_SHORT TASK:_ Return each line holding the string "供冷期节能率".

● ● ● ● ● ● ●

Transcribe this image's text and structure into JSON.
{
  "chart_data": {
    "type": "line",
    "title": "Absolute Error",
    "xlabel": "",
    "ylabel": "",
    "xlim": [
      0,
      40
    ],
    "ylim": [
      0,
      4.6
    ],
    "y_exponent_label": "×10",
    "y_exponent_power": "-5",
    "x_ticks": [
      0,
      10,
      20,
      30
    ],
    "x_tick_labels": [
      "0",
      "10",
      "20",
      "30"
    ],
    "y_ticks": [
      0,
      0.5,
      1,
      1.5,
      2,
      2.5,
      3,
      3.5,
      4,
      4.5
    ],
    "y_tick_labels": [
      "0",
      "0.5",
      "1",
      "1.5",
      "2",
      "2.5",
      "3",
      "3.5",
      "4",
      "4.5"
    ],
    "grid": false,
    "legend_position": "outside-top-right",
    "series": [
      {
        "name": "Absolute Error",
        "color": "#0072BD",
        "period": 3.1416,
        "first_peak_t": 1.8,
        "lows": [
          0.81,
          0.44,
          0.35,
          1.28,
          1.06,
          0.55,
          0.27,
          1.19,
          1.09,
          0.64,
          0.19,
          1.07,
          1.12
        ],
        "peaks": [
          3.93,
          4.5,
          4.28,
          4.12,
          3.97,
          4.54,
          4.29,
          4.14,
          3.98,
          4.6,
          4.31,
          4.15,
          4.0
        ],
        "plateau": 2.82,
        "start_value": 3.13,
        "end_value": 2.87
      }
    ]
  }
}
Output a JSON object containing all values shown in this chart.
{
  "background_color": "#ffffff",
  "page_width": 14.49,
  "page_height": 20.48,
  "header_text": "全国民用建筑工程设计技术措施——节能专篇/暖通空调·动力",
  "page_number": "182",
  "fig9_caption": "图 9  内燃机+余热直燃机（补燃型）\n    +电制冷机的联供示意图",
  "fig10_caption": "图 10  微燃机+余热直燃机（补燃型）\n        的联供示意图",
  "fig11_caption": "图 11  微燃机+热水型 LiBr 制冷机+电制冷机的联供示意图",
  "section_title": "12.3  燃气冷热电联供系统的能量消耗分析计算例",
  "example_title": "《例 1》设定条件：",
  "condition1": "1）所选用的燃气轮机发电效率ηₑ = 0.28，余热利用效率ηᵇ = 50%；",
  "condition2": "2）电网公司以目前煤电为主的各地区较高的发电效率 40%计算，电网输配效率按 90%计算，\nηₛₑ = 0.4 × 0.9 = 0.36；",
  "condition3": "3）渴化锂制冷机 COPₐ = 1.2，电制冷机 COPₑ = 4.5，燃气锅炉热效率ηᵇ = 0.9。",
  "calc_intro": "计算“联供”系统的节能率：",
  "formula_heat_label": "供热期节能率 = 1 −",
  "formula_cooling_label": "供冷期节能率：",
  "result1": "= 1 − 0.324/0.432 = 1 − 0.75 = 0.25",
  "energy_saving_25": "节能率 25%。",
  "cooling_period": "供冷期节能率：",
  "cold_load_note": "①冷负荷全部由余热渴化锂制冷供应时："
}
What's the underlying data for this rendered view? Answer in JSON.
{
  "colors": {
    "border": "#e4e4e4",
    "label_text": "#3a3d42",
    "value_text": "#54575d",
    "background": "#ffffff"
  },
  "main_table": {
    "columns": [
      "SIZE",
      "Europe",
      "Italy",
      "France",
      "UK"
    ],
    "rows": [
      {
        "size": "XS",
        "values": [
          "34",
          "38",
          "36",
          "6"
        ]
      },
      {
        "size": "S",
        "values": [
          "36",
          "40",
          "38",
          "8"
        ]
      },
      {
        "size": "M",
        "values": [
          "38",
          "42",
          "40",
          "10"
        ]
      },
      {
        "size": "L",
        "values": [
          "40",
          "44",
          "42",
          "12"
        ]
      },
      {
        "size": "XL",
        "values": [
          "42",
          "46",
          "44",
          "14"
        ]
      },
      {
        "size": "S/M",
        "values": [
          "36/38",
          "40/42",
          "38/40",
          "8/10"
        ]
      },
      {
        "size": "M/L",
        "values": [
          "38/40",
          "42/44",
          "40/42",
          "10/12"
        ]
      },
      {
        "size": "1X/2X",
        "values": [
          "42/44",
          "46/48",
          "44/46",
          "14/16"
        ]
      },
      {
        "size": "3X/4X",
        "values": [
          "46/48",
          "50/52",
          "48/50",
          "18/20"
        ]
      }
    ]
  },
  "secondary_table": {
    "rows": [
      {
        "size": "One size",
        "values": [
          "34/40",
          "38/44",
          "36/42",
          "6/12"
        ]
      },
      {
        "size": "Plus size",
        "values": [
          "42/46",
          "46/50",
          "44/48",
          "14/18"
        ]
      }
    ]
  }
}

● ● ● ● ● ● ●

_SOLUTION:_
  "formula_cooling_label": "供冷期节能率：",
  "cooling_period": "供冷期节能率：",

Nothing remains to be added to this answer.